------ Material for the task ------
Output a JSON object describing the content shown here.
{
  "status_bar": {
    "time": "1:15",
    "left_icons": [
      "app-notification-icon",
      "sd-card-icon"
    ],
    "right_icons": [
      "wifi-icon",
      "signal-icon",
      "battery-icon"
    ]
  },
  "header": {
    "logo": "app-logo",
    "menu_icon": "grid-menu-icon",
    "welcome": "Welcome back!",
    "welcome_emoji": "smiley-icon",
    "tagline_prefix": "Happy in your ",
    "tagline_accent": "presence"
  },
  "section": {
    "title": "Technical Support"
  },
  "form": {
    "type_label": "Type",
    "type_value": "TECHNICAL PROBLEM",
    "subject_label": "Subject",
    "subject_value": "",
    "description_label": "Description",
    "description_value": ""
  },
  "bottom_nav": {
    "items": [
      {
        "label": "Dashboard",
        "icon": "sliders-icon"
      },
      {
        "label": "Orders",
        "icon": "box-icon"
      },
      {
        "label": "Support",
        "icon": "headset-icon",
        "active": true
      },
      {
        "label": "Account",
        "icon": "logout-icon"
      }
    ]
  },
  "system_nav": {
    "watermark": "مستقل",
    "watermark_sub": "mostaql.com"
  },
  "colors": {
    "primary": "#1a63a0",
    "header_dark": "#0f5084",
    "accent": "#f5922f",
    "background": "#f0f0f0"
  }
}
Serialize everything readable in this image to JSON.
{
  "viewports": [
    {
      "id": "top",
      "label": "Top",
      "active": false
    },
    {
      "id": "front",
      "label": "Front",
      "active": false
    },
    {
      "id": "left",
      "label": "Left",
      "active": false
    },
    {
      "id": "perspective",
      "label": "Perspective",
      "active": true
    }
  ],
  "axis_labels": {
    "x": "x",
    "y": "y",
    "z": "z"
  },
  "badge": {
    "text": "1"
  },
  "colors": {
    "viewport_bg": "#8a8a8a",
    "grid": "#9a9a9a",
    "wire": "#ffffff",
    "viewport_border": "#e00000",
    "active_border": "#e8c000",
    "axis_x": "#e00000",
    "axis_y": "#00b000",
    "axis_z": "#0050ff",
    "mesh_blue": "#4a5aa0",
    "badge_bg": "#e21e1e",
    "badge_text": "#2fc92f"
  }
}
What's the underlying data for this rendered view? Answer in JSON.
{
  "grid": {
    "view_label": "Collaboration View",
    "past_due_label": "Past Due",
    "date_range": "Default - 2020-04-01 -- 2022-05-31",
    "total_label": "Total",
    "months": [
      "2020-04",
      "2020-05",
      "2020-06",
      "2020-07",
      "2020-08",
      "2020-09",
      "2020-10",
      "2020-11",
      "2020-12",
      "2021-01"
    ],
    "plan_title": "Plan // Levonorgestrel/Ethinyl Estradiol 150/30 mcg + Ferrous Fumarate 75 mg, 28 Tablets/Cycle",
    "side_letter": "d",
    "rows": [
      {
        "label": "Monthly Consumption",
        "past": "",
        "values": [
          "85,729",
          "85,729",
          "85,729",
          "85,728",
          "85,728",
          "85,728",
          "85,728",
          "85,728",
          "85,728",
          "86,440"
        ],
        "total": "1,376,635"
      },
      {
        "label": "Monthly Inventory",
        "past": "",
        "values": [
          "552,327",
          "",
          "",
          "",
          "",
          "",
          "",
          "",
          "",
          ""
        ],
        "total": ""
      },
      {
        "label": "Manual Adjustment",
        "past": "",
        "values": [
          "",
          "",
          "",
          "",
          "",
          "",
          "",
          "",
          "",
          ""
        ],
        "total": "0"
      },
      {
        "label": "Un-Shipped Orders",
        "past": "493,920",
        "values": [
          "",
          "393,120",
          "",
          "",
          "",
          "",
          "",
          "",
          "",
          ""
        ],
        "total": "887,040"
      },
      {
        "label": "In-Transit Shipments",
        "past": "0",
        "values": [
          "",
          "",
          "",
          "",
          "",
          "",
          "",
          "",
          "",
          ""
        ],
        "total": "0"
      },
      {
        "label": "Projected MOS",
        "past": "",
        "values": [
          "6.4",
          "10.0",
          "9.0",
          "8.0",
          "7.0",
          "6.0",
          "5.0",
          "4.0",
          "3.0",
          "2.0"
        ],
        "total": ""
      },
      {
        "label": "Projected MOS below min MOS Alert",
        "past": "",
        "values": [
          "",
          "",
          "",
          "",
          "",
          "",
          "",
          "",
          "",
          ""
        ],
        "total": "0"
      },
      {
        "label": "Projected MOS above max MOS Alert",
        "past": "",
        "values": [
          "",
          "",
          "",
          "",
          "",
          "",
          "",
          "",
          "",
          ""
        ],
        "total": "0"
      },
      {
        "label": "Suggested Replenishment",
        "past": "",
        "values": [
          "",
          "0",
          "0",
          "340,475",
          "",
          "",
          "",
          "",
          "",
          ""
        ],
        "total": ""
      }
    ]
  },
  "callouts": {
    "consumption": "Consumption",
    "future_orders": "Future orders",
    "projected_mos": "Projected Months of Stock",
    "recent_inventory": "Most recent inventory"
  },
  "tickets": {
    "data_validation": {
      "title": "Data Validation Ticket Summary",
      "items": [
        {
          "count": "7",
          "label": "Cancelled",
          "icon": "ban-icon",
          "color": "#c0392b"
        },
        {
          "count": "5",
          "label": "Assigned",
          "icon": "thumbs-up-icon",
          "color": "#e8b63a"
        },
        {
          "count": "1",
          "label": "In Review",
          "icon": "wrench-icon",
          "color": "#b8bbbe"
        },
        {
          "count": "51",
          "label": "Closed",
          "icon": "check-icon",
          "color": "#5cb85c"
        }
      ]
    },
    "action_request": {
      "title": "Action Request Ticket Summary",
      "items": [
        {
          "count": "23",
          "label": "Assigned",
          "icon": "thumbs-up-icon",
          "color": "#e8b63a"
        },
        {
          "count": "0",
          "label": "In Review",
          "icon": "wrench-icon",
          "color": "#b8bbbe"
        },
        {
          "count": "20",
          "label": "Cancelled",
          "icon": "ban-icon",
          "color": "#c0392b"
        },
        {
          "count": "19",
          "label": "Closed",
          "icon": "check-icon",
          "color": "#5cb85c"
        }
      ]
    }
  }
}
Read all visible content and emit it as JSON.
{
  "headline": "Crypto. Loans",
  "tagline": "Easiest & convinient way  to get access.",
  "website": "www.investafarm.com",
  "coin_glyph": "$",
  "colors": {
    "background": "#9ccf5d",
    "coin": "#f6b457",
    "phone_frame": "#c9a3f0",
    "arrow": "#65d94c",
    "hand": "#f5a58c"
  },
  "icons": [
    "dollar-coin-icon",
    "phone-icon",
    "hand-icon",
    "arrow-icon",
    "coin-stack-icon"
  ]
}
------
▸ **Instructions for the task**
Write out the records above again, keeping each one identical to the original.

▸ **Solution for this problem**
Output a JSON object describing the content shown here.
{
  "status_bar": {
    "time": "1:15",
    "left_icons": [
      "app-notification-icon",
      "sd-card-icon"
    ],
    "right_icons": [
      "wifi-icon",
      "signal-icon",
      "battery-icon"
    ]
  },
  "header": {
    "logo": "app-logo",
    "menu_icon": "grid-menu-icon",
    "welcome": "Welcome back!",
    "welcome_emoji": "smiley-icon",
    "tagline_prefix": "Happy in your ",
    "tagline_accent": "presence"
  },
  "section": {
    "title": "Technical Support"
  },
  "form": {
    "type_label": "Type",
    "type_value": "TECHNICAL PROBLEM",
    "subject_label": "Subject",
    "subject_value": "",
    "description_label": "Description",
    "description_value": ""
  },
  "bottom_nav": {
    "items": [
      {
        "label": "Dashboard",
        "icon": "sliders-icon"
      },
      {
        "label": "Orders",
        "icon": "box-icon"
      },
      {
        "label": "Support",
        "icon": "headset-icon",
        "active": true
      },
      {
        "label": "Account",
        "icon": "logout-icon"
      }
    ]
  },
  "system_nav": {
    "watermark": "مستقل",
    "watermark_sub": "mostaql.com"
  },
  "colors": {
    "primary": "#1a63a0",
    "header_dark": "#0f5084",
    "accent": "#f5922f",
    "background": "#f0f0f0"
  }
}
Serialize everything readable in this image to JSON.
{
  "viewports": [
    {
      "id": "top",
      "label": "Top",
      "active": false
    },
    {
      "id": "front",
      "label": "Front",
      "active": false
    },
    {
      "id": "left",
      "label": "Left",
      "active": false
    },
    {
      "id": "perspective",
      "label": "Perspective",
      "active": true
    }
  ],
  "axis_labels": {
    "x": "x",
    "y": "y",
    "z": "z"
  },
  "badge": {
    "text": "1"
  },
  "colors": {
    "viewport_bg": "#8a8a8a",
    "grid": "#9a9a9a",
    "wire": "#ffffff",
    "viewport_border": "#e00000",
    "active_border": "#e8c000",
    "axis_x": "#e00000",
    "axis_y": "#00b000",
    "axis_z": "#0050ff",
    "mesh_blue": "#4a5aa0",
    "badge_bg": "#e21e1e",
    "badge_text": "#2fc92f"
  }
}
What's the underlying data for this rendered view? Answer in JSON.
{
  "grid": {
    "view_label": "Collaboration View",
    "past_due_label": "Past Due",
    "date_range": "Default - 2020-04-01 -- 2022-05-31",
    "total_label": "Total",
    "months": [
      "2020-04",
      "2020-05",
      "2020-06",
      "2020-07",
      "2020-08",
      "2020-09",
      "2020-10",
      "2020-11",
      "2020-12",
      "2021-01"
    ],
    "plan_title": "Plan // Levonorgestrel/Ethinyl Estradiol 150/30 mcg + Ferrous Fumarate 75 mg, 28 Tablets/Cycle",
    "side_letter": "d",
    "rows": [
      {
        "label": "Monthly Consumption",
        "past": "",
        "values": [
          "85,729",
          "85,729",
          "85,729",
          "85,728",
          "85,728",
          "85,728",
          "85,728",
          "85,728",
          "85,728",
          "86,440"
        ],
        "total": "1,376,635"
      },
      {
        "label": "Monthly Inventory",
        "past": "",
        "values": [
          "552,327",
          "",
          "",
          "",
          "",
          "",
          "",
          "",
          "",
          ""
        ],
        "total": ""
      },
      {
        "label": "Manual Adjustment",
        "past": "",
        "values": [
          "",
          "",
          "",
          "",
          "",
          "",
          "",
          "",
          "",
          ""
        ],
        "total": "0"
      },
      {
        "label": "Un-Shipped Orders",
        "past": "493,920",
        "values": [
          "",
          "393,120",
          "",
          "",
          "",
          "",
          "",
          "",
          "",
          ""
        ],
        "total": "887,040"
      },
      {
        "label": "In-Transit Shipments",
        "past": "0",
        "values": [
          "",
          "",
          "",
          "",
          "",
          "",
          "",
          "",
          "",
          ""
        ],
        "total": "0"
      },
      {
        "label": "Projected MOS",
        "past": "",
        "values": [
          "6.4",
          "10.0",
          "9.0",
          "8.0",
          "7.0",
          "6.0",
          "5.0",
          "4.0",
          "3.0",
          "2.0"
        ],
        "total": ""
      },
      {
        "label": "Projected MOS below min MOS Alert",
        "past": "",
        "values": [
          "",
          "",
          "",
          "",
          "",
          "",
          "",
          "",
          "",
          ""
        ],
        "total": "0"
      },
      {
        "label": "Projected MOS above max MOS Alert",
        "past": "",
        "values": [
          "",
          "",
          "",
          "",
          "",
          "",
          "",
          "",
          "",
          ""
        ],
        "total": "0"
      },
      {
        "label": "Suggested Replenishment",
        "past": "",
        "values": [
          "",
          "0",
          "0",
          "340,475",
          "",
          "",
          "",
          "",
          "",
          ""
        ],
        "total": ""
      }
    ]
  },
  "callouts": {
    "consumption": "Consumption",
    "future_orders": "Future orders",
    "projected_mos": "Projected Months of Stock",
    "recent_inventory": "Most recent inventory"
  },
  "tickets": {
    "data_validation": {
      "title": "Data Validation Ticket Summary",
      "items": [
        {
          "count": "7",
          "label": "Cancelled",
          "icon": "ban-icon",
          "color": "#c0392b"
        },
        {
          "count": "5",
          "label": "Assigned",
          "icon": "thumbs-up-icon",
          "color": "#e8b63a"
        },
        {
          "count": "1",
          "label": "In Review",
          "icon": "wrench-icon",
          "color": "#b8bbbe"
        },
        {
          "count": "51",
          "label": "Closed",
          "icon": "check-icon",
          "color": "#5cb85c"
        }
      ]
    },
    "action_request": {
      "title": "Action Request Ticket Summary",
      "items": [
        {
          "count": "23",
          "label": "Assigned",
          "icon": "thumbs-up-icon",
          "color": "#e8b63a"
        },
        {
          "count": "0",
          "label": "In Review",
          "icon": "wrench-icon",
          "color": "#b8bbbe"
        },
        {
          "count": "20",
          "label": "Cancelled",
          "icon": "ban-icon",
          "color": "#c0392b"
        },
        {
          "count": "19",
          "label": "Closed",
          "icon": "check-icon",
          "color": "#5cb85c"
        }
      ]
    }
  }
}
Read all visible content and emit it as JSON.
{
  "headline": "Crypto. Loans",
  "tagline": "Easiest & convinient way  to get access.",
  "website": "www.investafarm.com",
  "coin_glyph": "$",
  "colors": {
    "background": "#9ccf5d",
    "coin": "#f6b457",
    "phone_frame": "#c9a3f0",
    "arrow": "#65d94c",
    "hand": "#f5a58c"
  },
  "icons": [
    "dollar-coin-icon",
    "phone-icon",
    "hand-icon",
    "arrow-icon",
    "coin-stack-icon"
  ]
}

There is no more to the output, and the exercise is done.